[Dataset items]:
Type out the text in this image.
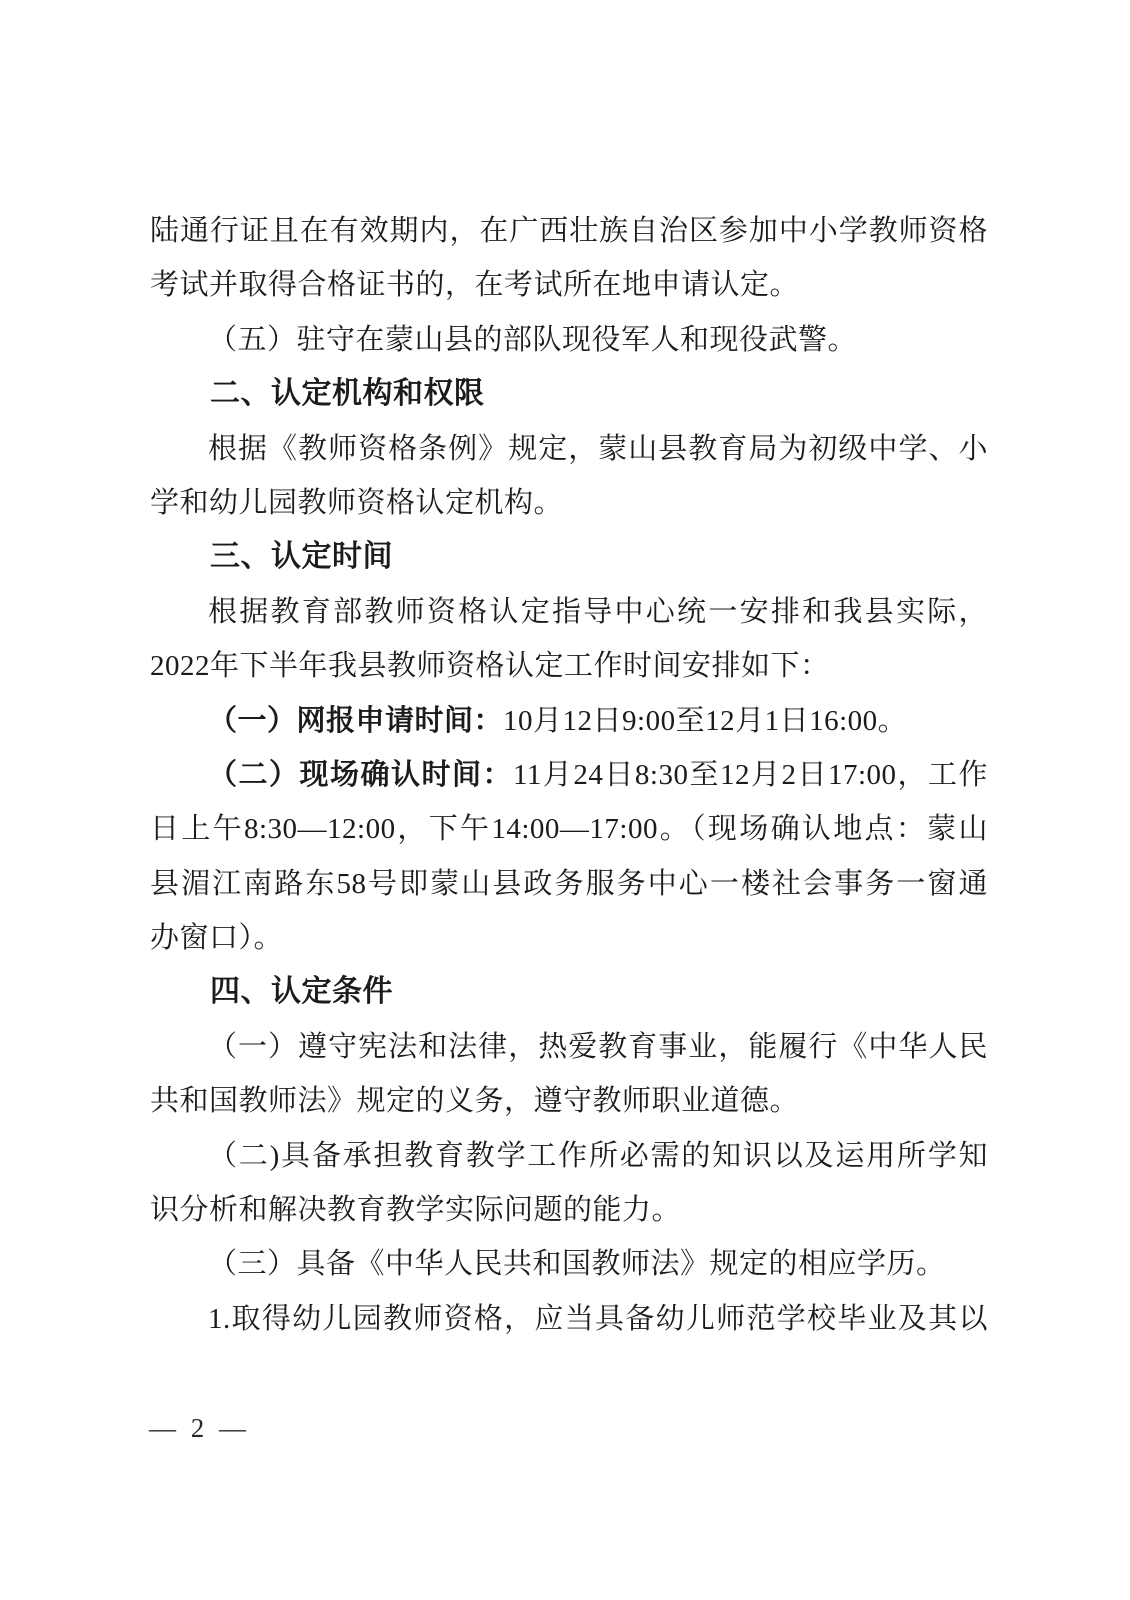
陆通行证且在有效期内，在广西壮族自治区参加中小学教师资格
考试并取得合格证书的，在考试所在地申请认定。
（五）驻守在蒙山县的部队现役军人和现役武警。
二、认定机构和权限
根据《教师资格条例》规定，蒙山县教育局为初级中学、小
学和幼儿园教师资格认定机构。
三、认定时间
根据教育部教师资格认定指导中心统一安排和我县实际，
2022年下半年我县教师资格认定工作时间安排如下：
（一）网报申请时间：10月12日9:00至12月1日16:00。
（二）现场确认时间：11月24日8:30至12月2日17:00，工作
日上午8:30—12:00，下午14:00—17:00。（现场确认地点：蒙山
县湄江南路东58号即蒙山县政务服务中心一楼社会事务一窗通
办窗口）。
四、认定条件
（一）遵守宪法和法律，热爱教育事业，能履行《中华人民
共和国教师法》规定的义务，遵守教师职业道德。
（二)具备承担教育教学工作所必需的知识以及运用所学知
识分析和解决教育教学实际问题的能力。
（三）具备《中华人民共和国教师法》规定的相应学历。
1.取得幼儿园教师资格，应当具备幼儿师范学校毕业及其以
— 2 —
==
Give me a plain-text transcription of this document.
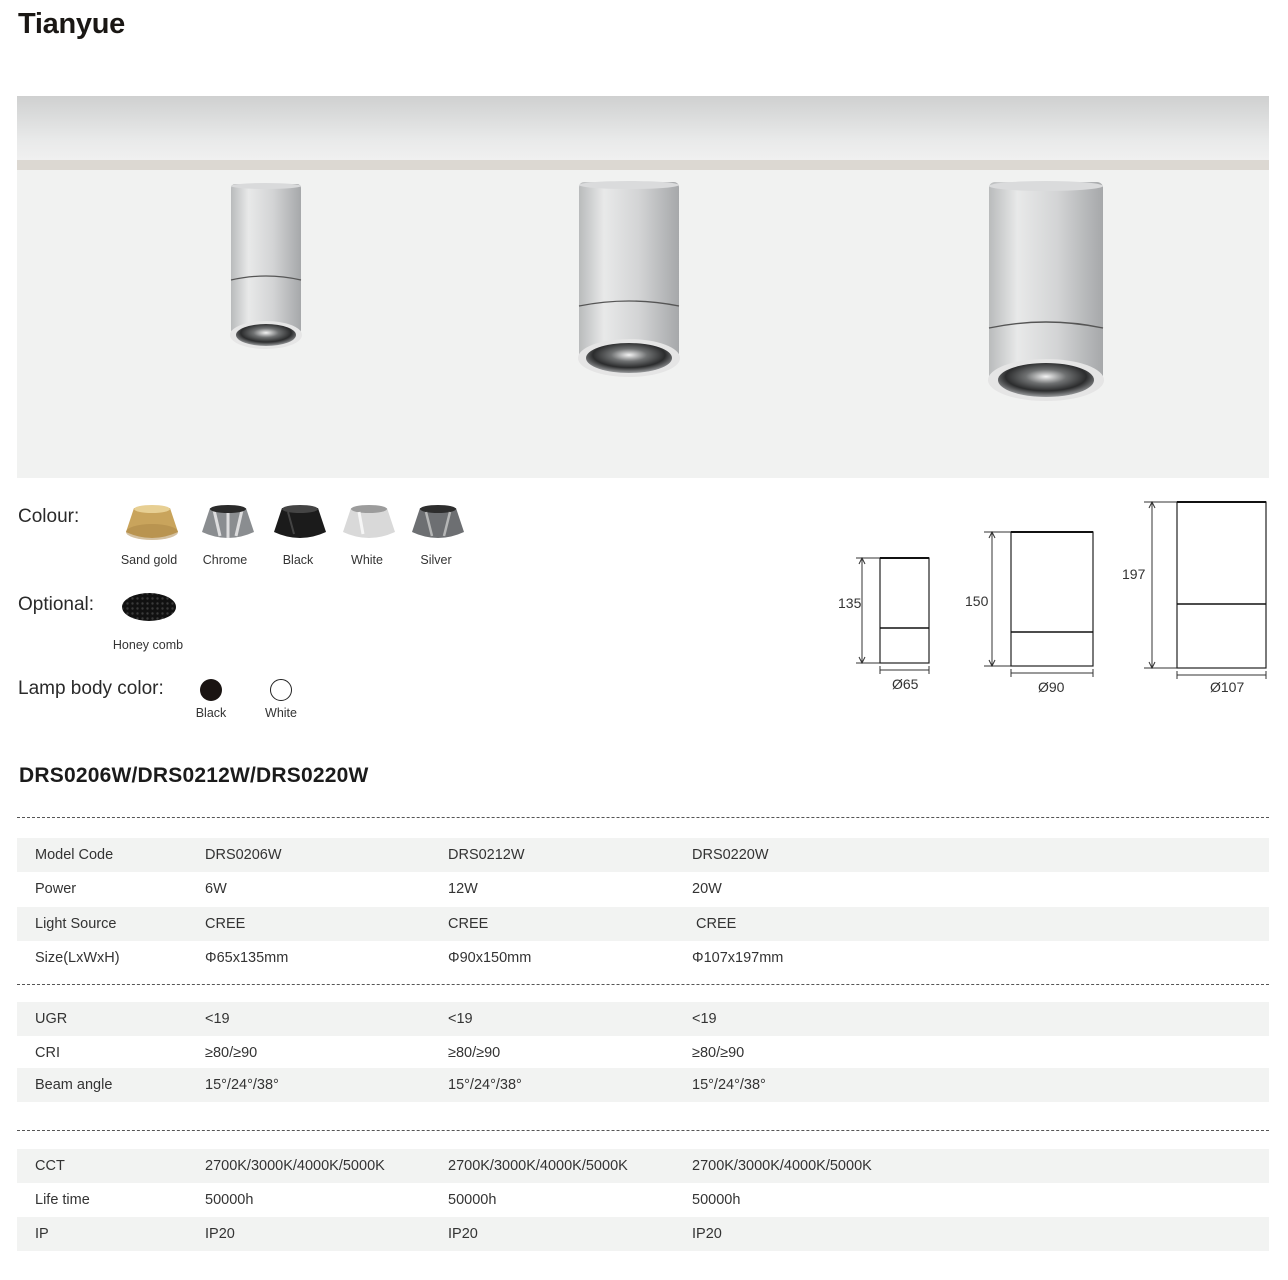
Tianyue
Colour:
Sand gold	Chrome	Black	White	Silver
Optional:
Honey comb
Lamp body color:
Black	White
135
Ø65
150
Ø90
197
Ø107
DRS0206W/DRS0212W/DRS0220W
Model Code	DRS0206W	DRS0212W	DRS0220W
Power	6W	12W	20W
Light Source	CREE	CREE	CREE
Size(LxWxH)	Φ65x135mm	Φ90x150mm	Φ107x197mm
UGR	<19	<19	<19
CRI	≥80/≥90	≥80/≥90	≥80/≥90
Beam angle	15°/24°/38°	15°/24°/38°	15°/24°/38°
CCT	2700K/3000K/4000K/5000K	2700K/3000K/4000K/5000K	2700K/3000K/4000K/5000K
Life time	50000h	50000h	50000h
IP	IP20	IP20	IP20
...
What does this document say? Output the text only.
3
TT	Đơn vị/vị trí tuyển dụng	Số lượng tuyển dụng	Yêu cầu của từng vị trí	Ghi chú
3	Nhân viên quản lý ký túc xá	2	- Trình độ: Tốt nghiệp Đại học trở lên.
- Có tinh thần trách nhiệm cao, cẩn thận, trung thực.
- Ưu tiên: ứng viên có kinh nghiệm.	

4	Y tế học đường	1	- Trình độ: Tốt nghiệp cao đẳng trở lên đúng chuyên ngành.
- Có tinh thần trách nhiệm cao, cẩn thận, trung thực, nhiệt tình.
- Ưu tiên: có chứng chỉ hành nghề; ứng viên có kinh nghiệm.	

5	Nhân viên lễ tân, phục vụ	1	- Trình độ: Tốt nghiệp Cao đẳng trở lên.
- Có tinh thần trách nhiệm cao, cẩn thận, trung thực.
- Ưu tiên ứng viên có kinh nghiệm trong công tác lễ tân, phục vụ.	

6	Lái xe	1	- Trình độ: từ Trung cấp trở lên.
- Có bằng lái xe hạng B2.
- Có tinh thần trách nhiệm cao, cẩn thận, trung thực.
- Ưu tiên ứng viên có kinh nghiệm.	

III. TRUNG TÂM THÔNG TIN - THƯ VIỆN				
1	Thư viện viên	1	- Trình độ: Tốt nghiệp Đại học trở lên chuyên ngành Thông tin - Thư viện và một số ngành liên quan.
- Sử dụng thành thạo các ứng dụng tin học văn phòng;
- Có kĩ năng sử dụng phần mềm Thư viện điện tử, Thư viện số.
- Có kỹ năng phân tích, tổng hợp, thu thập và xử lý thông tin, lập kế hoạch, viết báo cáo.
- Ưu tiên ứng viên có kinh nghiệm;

[Problem to solve]: Work through the records above line by line and count those that hold the string "đẳng". Give only the result.

[Answer to the task]: 2